• _What to produce_
Lay out every line of the listing below as a JSON list of strings, one string per line, with blank lines skipped. Leave the pictures out.

#### Given information ####

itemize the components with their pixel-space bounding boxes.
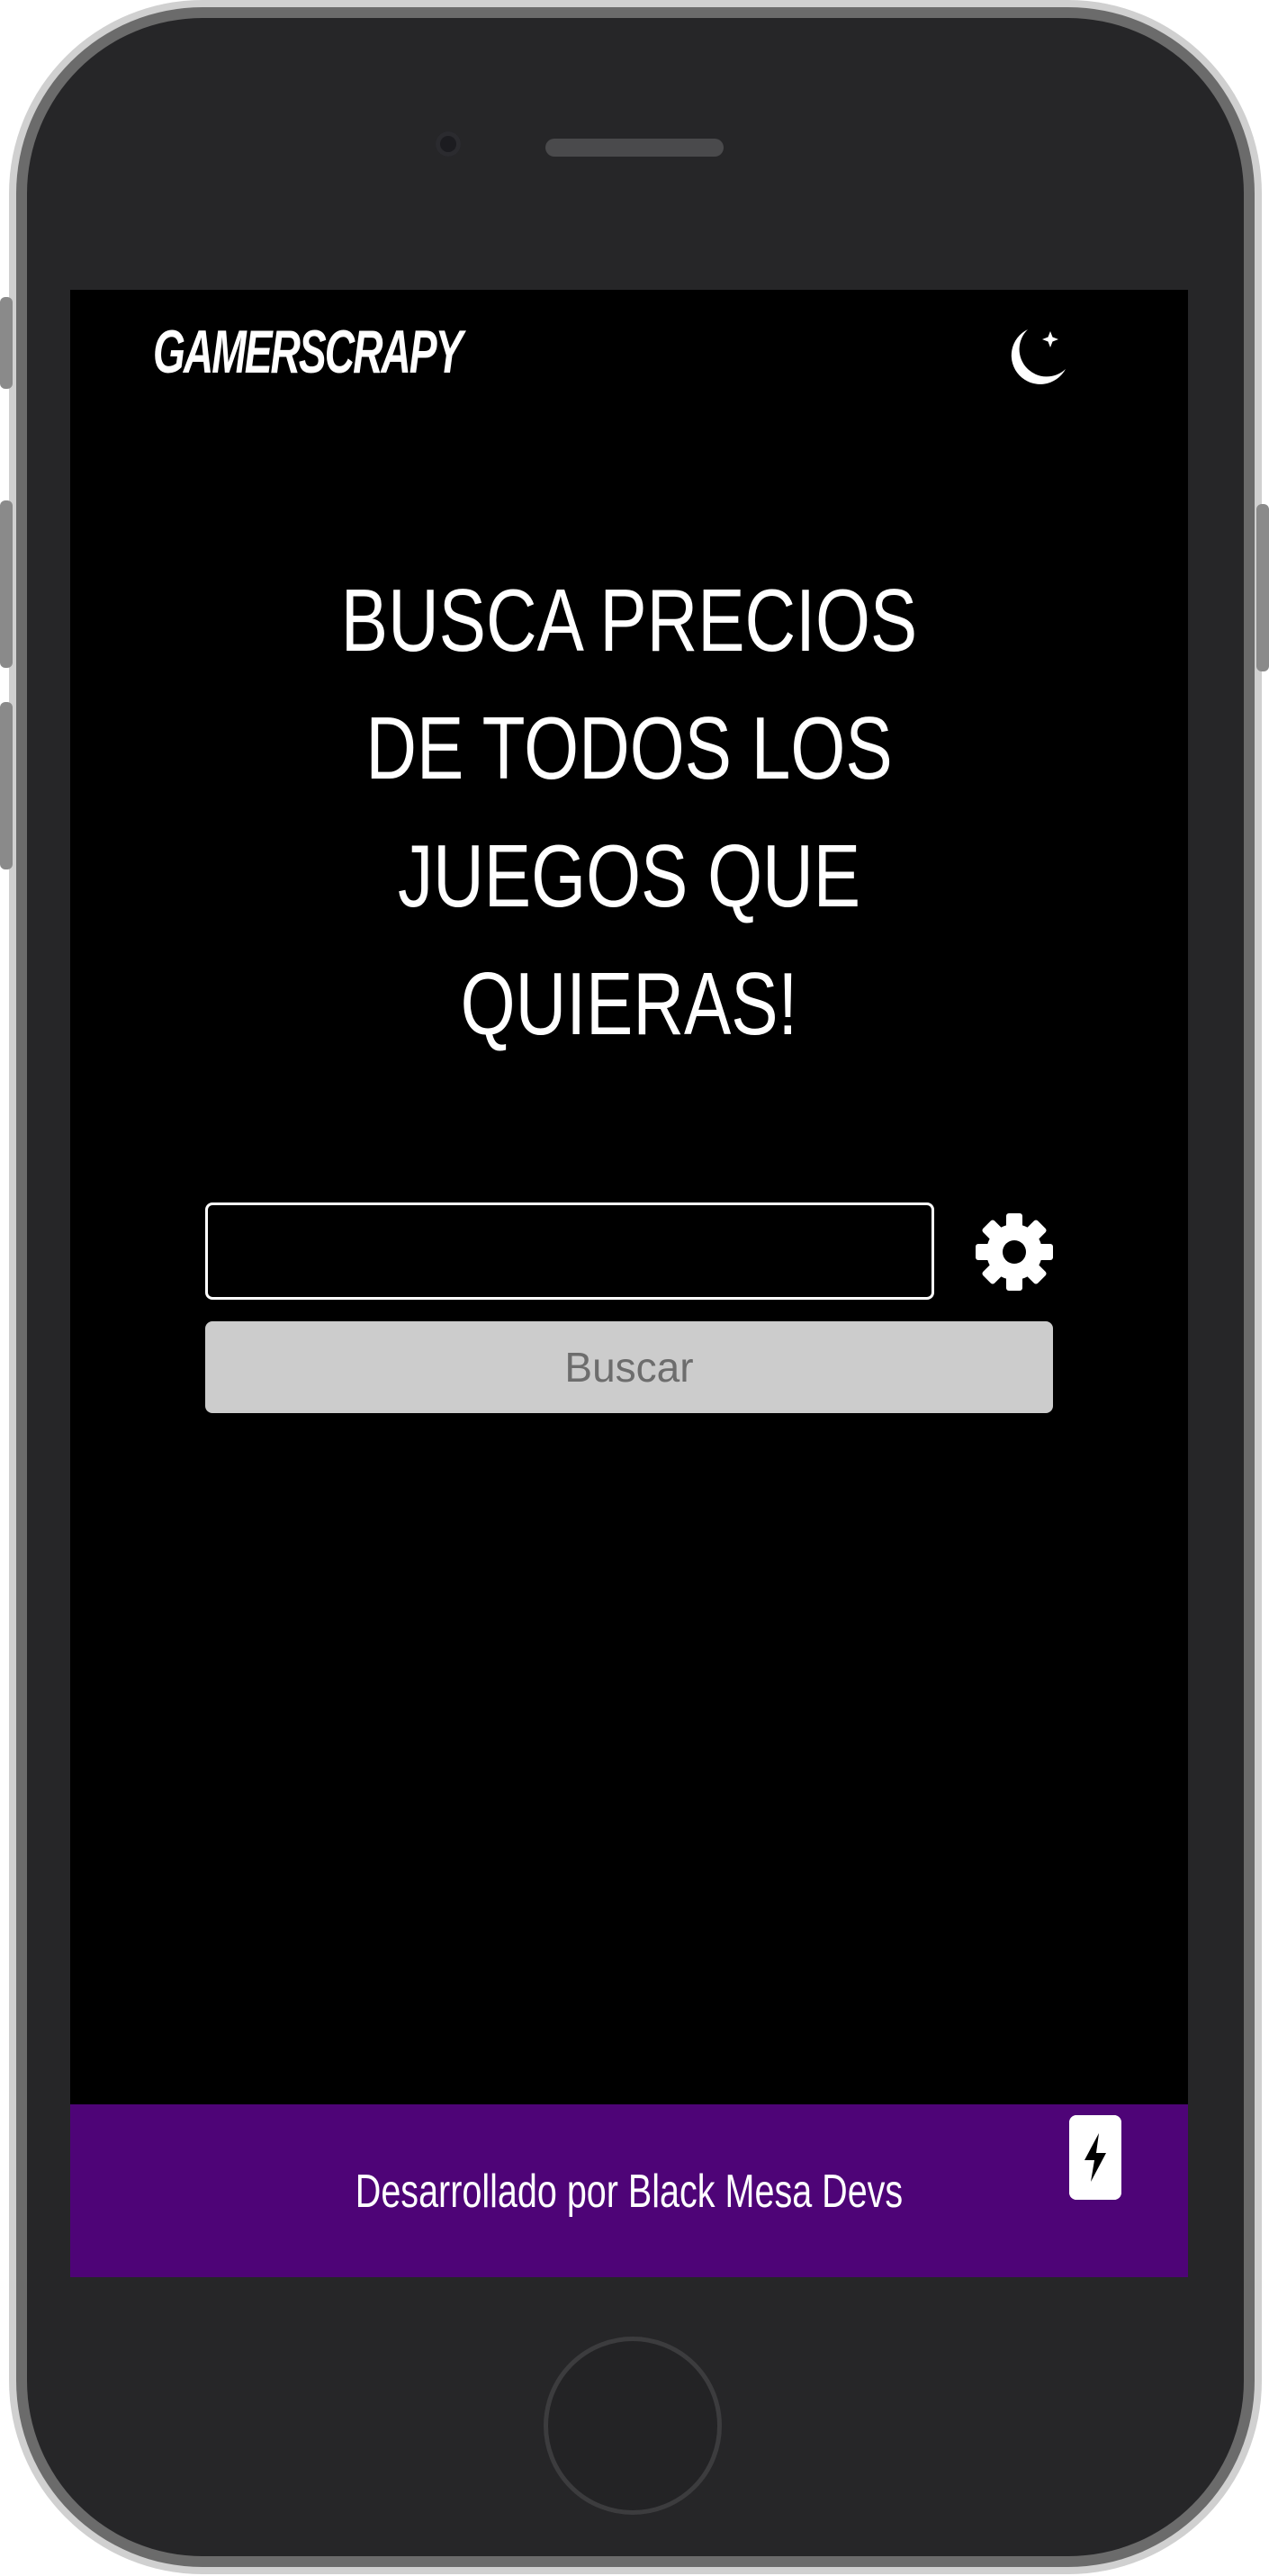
gear-icon[interactable] xyxy=(974,1211,1055,1293)
hero-line: DE TODOS LOS xyxy=(365,698,893,797)
footer-bar: Desarrollado por Black Mesa Devs xyxy=(70,2104,1188,2277)
moon-star-icon[interactable] xyxy=(997,319,1075,396)
search-input[interactable] xyxy=(205,1202,934,1300)
footer-credit: Desarrollado por Black Mesa Devs xyxy=(355,2166,904,2218)
power-button xyxy=(1256,504,1269,671)
mute-switch xyxy=(0,297,13,389)
search-button[interactable]: Buscar xyxy=(205,1321,1053,1413)
earpiece-speaker xyxy=(545,139,724,157)
lightning-bolt-icon[interactable] xyxy=(1069,2115,1121,2200)
hero-heading: BUSCA PRECIOS DE TODOS LOS JUEGOS QUE QU… xyxy=(182,556,1076,1067)
hero-line: BUSCA PRECIOS xyxy=(340,571,918,670)
front-camera xyxy=(436,131,461,157)
hero-line: QUIERAS! xyxy=(460,954,798,1053)
volume-down-button xyxy=(0,702,13,869)
app-logo[interactable]: GAMERSCRAPY xyxy=(153,317,463,387)
phone-mockup: GAMERSCRAPY BUSCA PRECIOS DE TODOS LOS J… xyxy=(0,0,1269,2576)
volume-up-button xyxy=(0,500,13,668)
home-button xyxy=(544,2337,722,2515)
app-screen: GAMERSCRAPY BUSCA PRECIOS DE TODOS LOS J… xyxy=(70,290,1188,2277)
hero-line: JUEGOS QUE xyxy=(397,826,861,925)
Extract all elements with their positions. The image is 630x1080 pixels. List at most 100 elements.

####

• _Reply_
[
  "itemize the components with their pixel-space bounding boxes.",
  "gear-icon[interactable] xyxy=(974,1211,1055,1293)",
  "hero-line: DE TODOS LOS xyxy=(365,698,893,797)",
  "footer-bar: Desarrollado por Black Mesa Devs xyxy=(70,2104,1188,2277)",
  "moon-star-icon[interactable] xyxy=(997,319,1075,396)",
  "search-input[interactable] xyxy=(205,1202,934,1300)",
  "footer-credit: Desarrollado por Black Mesa Devs xyxy=(355,2166,904,2218)",
  "power-button xyxy=(1256,504,1269,671)",
  "mute-switch xyxy=(0,297,13,389)",
  "search-button[interactable]: Buscar xyxy=(205,1321,1053,1413)",
  "earpiece-speaker xyxy=(545,139,724,157)",
  "lightning-bolt-icon[interactable] xyxy=(1069,2115,1121,2200)",
  "hero-heading: BUSCA PRECIOS DE TODOS LOS JUEGOS QUE QU… xyxy=(182,556,1076,1067)",
  "hero-line: BUSCA PRECIOS xyxy=(340,571,918,670)",
  "front-camera xyxy=(436,131,461,157)",
  "hero-line: QUIERAS! xyxy=(460,954,798,1053)",
  "volume-down-button xyxy=(0,702,13,869)",
  "app-logo[interactable]: GAMERSCRAPY xyxy=(153,317,463,387)",
  "phone-mockup: GAMERSCRAPY BUSCA PRECIOS DE TODOS LOS J… xyxy=(0,0,1269,2576)",
  "volume-up-button xyxy=(0,500,13,668)",
  "home-button xyxy=(544,2337,722,2515)",
  "app-screen: GAMERSCRAPY BUSCA PRECIOS DE TODOS LOS J… xyxy=(70,290,1188,2277)",
  "hero-line: JUEGOS QUE xyxy=(397,826,861,925)",
  "Extract all elements with their positions. The image is 630x1080 pixels. List at most 100 elements."
]